TASK
Locate the word "structured" in the entries below, then gather every line that holds it.

Stored data
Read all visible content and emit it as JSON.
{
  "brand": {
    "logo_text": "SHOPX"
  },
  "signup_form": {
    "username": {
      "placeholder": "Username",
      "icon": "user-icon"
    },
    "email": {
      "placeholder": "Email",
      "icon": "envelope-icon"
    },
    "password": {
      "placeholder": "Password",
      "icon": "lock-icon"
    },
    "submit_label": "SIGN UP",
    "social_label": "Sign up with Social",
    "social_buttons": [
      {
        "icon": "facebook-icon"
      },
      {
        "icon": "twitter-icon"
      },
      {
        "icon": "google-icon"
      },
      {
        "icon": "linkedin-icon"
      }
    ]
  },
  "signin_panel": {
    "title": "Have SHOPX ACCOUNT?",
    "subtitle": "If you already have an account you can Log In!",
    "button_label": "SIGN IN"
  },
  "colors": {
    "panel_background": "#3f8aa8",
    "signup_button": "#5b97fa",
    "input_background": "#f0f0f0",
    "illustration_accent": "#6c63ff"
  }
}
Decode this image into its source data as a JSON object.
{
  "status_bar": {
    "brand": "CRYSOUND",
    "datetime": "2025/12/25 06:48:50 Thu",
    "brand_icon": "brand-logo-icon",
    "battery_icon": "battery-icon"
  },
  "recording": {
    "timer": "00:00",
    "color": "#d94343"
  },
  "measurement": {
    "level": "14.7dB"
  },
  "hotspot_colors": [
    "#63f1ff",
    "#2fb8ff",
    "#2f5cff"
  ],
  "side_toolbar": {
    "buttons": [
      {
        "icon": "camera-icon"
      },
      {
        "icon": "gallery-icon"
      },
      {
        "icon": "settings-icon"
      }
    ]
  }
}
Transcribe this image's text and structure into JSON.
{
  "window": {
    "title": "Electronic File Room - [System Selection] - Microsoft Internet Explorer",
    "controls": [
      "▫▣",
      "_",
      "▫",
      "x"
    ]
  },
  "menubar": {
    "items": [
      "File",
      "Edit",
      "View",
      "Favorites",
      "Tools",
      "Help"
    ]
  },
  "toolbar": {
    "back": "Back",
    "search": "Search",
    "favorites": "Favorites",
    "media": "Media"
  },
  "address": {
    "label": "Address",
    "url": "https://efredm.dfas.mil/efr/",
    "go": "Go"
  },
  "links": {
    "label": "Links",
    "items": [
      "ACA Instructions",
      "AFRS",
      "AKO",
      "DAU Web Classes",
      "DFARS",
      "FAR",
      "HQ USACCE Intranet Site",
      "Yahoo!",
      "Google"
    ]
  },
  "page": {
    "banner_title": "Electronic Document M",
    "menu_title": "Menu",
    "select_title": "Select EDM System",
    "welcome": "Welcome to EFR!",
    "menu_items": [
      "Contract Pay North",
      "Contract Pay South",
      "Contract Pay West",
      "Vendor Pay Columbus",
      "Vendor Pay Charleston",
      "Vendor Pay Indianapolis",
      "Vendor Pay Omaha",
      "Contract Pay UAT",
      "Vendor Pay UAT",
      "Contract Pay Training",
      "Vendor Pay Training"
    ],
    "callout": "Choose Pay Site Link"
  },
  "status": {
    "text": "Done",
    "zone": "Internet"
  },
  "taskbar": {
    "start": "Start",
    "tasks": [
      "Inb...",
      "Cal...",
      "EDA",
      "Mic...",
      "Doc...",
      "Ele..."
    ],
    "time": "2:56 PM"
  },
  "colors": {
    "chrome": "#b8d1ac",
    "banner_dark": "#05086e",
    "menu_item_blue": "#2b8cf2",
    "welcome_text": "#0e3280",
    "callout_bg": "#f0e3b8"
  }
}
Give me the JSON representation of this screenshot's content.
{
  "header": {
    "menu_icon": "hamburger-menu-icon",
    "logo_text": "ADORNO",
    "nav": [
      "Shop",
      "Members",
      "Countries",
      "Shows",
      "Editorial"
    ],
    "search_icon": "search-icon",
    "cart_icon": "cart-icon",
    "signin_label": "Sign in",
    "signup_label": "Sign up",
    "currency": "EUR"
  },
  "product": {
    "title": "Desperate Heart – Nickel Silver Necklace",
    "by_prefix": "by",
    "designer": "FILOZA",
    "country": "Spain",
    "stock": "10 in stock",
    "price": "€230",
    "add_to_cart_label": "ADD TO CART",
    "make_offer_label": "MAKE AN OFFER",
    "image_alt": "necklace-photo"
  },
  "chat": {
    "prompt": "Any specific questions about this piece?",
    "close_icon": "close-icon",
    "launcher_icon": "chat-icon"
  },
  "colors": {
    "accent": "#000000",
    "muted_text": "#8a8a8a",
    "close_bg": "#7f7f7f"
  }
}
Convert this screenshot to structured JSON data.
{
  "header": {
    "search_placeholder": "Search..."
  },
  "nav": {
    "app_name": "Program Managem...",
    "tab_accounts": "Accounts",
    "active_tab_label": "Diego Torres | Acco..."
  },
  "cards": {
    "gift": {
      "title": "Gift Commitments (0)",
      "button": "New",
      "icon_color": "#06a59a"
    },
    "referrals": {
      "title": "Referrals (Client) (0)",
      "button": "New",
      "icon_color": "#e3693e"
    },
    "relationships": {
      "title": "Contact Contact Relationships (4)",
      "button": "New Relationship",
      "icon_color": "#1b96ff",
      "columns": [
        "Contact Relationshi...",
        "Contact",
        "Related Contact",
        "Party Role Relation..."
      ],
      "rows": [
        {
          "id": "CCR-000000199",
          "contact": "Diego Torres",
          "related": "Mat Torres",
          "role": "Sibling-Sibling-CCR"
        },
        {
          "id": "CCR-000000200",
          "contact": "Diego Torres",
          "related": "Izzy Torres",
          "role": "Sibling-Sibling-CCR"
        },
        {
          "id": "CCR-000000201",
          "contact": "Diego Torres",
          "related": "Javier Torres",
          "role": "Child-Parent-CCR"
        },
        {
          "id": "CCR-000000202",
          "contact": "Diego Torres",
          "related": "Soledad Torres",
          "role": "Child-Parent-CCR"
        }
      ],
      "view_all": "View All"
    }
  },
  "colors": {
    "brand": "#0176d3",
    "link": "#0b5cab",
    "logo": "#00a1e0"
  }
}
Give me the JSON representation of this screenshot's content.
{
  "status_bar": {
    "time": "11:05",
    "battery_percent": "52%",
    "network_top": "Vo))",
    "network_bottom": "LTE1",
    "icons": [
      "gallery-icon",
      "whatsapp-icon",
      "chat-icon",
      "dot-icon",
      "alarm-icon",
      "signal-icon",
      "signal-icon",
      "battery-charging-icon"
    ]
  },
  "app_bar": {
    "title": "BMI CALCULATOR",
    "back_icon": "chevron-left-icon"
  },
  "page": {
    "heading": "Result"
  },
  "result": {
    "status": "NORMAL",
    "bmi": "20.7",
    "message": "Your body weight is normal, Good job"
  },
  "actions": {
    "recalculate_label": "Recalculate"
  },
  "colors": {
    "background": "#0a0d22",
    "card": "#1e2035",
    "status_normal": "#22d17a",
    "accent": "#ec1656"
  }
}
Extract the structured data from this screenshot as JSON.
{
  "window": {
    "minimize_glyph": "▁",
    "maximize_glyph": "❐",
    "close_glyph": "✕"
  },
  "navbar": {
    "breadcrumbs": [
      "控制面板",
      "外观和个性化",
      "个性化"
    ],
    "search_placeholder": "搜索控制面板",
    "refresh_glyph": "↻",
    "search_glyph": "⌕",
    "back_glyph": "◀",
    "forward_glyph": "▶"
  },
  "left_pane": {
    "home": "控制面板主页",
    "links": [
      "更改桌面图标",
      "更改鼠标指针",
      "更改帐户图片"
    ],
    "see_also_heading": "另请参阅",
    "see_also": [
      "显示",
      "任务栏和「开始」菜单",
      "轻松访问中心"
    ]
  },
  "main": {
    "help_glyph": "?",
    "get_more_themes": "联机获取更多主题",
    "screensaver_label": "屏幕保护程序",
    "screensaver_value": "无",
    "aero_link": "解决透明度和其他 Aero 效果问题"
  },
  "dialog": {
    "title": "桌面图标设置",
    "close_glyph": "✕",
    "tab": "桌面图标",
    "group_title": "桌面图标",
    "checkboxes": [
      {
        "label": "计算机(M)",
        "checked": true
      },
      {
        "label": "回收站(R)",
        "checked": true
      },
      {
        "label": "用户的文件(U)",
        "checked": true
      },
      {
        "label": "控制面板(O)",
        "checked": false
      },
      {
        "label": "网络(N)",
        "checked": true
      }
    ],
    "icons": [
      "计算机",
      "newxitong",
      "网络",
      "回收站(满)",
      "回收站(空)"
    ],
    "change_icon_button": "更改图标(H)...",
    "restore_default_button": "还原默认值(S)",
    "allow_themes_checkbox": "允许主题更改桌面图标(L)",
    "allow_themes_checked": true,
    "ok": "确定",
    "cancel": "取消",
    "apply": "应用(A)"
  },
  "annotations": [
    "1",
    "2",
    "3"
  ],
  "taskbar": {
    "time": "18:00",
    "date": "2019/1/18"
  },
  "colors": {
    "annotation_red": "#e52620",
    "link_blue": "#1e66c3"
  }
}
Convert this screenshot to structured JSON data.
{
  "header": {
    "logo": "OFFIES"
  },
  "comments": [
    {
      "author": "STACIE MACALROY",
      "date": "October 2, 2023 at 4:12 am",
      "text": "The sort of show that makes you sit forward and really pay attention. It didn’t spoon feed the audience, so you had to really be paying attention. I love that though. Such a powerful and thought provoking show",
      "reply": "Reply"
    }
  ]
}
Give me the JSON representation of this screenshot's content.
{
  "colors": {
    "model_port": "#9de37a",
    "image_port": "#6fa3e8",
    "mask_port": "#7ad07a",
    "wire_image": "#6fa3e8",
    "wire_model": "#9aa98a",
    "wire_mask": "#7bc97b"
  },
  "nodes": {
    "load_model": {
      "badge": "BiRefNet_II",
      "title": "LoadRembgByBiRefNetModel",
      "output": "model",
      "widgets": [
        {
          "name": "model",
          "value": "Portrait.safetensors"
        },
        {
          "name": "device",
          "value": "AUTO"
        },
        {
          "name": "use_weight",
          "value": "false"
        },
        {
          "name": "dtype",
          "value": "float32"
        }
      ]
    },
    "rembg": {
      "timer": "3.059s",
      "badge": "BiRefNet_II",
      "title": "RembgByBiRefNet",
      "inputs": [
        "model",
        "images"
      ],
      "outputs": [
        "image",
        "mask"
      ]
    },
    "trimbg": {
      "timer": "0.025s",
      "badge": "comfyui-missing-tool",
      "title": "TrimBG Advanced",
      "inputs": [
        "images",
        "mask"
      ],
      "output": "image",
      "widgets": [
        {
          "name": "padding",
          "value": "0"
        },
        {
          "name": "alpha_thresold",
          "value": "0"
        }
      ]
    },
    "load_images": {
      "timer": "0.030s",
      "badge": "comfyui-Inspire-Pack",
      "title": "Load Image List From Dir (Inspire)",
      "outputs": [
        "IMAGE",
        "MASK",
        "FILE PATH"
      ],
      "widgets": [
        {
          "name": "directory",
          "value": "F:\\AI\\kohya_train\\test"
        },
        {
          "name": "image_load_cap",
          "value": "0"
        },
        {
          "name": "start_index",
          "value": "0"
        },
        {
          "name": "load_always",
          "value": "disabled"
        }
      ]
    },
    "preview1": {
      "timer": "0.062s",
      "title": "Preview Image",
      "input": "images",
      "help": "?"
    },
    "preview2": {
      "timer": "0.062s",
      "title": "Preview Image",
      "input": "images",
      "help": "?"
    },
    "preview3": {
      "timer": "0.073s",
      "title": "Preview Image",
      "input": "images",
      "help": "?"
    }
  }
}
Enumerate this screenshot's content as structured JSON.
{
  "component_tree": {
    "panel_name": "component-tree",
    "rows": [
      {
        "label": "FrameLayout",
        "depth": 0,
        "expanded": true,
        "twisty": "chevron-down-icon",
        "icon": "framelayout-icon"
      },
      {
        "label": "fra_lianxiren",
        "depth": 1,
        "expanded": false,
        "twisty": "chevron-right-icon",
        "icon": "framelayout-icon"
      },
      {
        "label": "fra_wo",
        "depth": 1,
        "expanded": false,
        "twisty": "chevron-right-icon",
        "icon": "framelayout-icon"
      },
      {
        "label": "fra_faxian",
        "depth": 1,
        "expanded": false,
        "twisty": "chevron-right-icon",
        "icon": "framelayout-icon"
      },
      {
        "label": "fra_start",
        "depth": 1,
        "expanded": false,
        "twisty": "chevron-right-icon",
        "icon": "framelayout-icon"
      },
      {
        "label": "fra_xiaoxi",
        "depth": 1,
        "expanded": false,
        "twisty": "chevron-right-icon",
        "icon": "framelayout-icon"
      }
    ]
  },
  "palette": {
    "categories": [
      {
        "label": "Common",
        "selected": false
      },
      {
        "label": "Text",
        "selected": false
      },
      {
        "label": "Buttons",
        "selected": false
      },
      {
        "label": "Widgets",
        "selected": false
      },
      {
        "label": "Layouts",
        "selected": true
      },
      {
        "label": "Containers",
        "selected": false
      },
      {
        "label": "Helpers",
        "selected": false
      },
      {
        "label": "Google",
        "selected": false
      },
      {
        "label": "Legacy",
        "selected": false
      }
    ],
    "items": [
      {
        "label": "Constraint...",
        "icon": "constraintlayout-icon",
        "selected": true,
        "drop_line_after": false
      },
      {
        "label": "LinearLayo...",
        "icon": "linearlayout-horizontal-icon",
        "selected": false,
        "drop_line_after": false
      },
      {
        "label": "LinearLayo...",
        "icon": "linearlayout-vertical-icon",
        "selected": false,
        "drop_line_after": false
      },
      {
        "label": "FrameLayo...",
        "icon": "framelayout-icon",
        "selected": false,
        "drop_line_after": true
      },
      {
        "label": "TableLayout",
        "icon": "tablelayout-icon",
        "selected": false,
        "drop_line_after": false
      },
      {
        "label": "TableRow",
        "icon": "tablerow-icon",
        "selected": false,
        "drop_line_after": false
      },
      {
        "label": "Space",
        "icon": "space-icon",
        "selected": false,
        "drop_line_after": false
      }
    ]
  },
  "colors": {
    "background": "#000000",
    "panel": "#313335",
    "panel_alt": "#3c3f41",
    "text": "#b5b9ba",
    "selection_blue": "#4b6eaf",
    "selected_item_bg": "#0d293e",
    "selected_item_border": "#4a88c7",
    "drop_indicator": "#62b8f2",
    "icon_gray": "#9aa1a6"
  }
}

REPLY
Convert this screenshot to structured JSON data.
Extract the structured data from this screenshot as JSON.
Convert this screenshot to structured JSON data.
Enumerate this screenshot's content as structured JSON.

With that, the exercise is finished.